ENTRIES:
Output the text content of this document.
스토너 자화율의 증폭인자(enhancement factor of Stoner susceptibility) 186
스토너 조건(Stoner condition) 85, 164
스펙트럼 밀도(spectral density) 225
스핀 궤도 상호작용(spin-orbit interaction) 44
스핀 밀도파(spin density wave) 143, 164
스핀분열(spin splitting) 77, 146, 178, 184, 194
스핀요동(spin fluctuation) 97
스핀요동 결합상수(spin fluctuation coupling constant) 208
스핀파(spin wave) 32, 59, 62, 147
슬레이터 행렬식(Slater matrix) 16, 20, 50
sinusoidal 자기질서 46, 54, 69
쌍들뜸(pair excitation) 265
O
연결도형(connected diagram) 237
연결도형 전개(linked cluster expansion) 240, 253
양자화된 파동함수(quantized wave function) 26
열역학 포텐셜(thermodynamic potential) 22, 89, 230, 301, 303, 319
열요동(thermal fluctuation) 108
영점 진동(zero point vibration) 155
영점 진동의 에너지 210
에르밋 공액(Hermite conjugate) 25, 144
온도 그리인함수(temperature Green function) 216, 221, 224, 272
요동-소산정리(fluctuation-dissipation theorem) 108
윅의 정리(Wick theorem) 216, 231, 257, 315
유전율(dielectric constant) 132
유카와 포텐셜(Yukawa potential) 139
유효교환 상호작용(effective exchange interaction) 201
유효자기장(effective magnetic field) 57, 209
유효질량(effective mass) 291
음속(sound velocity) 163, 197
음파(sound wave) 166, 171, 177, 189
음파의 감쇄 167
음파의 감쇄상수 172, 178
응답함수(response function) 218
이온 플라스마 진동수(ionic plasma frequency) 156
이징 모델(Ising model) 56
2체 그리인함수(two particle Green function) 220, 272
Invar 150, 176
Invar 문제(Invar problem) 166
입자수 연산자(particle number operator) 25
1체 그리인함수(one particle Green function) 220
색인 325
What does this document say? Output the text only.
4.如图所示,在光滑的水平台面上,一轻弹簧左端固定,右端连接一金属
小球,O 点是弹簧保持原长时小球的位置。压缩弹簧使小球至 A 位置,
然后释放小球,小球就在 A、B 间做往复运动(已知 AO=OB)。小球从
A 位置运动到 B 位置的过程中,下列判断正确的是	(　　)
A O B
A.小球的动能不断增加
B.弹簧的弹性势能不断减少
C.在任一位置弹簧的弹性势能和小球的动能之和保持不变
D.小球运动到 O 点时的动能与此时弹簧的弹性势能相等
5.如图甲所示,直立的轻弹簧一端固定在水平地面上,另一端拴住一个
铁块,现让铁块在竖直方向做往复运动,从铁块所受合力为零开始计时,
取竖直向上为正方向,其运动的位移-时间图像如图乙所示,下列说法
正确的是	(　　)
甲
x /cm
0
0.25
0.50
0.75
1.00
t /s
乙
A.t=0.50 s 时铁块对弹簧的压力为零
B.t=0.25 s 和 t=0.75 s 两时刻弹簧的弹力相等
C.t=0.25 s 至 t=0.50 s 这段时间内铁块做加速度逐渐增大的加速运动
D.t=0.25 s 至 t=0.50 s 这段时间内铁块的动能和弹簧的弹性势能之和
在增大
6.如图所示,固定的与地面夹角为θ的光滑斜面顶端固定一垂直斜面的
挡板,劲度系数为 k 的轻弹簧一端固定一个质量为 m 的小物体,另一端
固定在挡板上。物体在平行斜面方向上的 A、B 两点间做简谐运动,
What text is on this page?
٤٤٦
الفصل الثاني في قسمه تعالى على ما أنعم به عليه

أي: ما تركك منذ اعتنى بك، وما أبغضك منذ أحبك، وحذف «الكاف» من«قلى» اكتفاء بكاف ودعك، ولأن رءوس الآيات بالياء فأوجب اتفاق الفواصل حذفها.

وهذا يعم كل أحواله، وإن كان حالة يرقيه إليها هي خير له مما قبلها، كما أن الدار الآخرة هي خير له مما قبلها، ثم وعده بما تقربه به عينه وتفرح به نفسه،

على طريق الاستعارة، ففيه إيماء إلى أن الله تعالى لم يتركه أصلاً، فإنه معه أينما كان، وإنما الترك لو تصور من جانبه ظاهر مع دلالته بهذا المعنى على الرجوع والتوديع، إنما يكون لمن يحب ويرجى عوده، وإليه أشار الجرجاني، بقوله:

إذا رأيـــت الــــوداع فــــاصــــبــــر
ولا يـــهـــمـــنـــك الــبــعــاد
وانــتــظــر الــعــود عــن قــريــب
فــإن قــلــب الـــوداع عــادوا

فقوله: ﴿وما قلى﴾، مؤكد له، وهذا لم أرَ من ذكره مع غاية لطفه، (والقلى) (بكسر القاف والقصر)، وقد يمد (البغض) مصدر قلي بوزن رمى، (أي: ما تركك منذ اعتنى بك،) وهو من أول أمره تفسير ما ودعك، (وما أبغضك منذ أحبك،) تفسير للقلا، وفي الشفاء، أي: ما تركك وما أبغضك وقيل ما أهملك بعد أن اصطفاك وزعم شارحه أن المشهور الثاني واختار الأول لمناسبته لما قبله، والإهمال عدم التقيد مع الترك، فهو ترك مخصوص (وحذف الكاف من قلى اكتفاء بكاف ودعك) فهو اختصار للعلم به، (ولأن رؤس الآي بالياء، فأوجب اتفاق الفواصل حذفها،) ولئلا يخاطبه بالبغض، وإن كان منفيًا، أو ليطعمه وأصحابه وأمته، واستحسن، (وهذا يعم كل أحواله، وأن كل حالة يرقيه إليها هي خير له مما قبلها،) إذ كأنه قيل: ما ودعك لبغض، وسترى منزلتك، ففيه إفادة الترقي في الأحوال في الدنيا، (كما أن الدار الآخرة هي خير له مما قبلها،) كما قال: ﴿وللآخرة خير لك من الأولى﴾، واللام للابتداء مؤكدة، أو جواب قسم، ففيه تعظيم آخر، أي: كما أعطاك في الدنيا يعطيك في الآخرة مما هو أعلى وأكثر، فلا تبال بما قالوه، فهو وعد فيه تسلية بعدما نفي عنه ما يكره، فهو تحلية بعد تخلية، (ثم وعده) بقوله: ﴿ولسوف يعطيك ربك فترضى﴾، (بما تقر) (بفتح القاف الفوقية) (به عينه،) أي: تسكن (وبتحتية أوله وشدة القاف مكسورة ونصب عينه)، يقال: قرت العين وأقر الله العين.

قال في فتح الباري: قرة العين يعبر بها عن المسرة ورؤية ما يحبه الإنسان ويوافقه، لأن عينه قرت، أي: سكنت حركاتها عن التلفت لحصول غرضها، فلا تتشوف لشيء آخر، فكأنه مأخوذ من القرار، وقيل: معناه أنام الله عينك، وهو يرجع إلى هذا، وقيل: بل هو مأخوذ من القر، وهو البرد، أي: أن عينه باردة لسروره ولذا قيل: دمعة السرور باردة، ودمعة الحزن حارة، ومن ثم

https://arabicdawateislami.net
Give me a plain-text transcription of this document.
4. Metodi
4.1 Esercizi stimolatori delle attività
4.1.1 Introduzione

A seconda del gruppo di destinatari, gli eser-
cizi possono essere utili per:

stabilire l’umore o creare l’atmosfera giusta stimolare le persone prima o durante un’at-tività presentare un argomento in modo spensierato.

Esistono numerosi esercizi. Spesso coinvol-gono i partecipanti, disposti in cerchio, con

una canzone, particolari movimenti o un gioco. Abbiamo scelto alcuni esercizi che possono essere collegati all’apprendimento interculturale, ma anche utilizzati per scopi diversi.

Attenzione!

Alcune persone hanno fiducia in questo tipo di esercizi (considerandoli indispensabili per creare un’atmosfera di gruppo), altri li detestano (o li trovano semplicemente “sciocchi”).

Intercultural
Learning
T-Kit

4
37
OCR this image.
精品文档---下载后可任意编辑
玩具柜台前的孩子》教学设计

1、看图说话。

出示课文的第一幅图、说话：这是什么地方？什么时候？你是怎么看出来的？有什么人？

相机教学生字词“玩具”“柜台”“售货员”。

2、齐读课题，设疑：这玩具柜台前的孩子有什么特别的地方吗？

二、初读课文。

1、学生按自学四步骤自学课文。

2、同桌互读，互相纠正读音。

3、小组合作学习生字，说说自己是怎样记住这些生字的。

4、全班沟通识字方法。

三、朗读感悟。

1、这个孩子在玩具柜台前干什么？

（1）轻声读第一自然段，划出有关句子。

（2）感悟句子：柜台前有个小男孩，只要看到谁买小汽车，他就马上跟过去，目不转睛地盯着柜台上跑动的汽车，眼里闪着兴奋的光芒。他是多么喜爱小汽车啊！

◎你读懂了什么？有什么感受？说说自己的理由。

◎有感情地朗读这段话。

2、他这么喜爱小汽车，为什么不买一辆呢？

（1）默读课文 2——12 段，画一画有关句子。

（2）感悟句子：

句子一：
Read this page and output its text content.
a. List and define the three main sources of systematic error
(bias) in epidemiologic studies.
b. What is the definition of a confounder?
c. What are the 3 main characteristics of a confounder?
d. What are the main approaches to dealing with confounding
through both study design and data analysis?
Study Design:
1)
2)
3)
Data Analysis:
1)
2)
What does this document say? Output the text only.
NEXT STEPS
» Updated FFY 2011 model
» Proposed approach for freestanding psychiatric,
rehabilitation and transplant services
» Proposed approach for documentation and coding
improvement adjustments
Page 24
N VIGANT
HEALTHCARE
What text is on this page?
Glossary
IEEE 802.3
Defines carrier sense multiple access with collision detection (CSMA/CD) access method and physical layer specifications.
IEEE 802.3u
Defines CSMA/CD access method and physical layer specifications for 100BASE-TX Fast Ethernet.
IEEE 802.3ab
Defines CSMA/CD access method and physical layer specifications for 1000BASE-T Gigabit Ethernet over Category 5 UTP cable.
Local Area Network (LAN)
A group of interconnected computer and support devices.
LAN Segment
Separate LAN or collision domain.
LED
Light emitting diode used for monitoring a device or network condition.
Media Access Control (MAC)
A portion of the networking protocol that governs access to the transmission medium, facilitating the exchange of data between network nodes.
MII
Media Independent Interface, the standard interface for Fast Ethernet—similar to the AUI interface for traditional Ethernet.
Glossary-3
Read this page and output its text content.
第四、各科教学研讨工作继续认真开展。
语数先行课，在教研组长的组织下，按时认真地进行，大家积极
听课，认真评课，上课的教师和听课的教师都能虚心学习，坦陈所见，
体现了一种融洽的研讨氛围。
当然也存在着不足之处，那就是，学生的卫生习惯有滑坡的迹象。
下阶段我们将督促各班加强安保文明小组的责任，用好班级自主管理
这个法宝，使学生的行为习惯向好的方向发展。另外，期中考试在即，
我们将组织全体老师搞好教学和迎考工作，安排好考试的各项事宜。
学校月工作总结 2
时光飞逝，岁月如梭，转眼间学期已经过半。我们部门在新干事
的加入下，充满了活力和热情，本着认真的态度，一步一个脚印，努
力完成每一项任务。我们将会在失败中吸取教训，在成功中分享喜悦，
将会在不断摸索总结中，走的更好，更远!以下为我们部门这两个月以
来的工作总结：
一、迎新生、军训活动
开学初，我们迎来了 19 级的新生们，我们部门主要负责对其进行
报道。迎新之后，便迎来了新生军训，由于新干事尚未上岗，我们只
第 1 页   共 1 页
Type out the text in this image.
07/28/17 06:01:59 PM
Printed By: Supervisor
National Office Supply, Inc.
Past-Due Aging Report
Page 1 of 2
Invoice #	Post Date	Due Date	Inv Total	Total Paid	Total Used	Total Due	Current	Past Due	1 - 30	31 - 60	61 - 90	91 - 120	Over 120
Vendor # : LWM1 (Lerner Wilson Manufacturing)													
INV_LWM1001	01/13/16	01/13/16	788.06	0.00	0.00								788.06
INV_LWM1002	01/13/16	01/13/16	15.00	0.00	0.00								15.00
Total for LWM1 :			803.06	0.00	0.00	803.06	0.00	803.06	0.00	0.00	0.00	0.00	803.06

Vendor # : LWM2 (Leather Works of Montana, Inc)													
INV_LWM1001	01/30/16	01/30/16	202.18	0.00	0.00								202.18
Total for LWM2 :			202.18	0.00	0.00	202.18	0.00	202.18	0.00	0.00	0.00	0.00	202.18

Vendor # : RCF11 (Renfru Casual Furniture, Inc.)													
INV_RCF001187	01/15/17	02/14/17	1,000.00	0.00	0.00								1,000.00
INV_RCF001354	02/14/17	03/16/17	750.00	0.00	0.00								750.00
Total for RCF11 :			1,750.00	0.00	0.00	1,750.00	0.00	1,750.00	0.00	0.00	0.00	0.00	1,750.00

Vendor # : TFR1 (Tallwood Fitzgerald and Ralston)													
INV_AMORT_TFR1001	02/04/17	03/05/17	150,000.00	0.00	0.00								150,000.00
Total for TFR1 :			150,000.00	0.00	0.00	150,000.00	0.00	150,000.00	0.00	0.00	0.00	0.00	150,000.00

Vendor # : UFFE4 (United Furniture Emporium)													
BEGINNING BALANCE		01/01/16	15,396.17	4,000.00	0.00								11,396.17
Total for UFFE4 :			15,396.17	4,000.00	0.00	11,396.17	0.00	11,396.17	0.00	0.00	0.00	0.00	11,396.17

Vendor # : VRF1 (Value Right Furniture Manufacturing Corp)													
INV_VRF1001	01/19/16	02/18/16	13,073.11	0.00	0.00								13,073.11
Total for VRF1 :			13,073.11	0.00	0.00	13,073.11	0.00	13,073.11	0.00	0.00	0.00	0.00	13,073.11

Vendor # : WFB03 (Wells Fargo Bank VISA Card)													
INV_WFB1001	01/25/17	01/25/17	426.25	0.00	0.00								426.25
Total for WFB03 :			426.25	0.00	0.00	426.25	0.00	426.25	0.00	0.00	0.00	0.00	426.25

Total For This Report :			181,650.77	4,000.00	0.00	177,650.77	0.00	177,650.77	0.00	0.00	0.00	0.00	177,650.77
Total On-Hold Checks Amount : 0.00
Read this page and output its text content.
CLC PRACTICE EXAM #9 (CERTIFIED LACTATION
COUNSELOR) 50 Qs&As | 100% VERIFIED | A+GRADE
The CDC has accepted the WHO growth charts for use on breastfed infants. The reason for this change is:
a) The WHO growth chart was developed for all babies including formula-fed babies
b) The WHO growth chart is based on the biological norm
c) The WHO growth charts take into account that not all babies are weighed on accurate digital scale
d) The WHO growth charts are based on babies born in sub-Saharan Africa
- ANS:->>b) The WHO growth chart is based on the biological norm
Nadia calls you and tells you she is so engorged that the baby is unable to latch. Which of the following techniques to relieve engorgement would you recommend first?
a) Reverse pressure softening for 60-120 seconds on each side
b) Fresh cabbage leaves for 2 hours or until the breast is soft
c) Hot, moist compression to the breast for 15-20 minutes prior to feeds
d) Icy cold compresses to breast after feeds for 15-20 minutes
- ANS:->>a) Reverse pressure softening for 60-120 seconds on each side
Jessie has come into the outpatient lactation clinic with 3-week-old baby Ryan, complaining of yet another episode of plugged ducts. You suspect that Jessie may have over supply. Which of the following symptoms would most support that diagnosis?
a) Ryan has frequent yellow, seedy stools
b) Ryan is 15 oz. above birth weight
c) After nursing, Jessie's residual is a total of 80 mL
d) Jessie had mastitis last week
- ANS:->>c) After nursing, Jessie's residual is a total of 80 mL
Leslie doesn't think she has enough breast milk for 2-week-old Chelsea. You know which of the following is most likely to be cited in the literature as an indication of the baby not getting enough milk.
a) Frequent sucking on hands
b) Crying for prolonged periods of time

DIRECTIONS: Pick out every line above that holds the word "Past" and copy it.

TASK SOLUTION:
Past-Due Aging Report
Invoice #	Post Date	Due Date	Inv Total	Total Paid	Total Used	Total Due	Current	Past Due	1 - 30	31 - 60	61 - 90	91 - 120	Over 120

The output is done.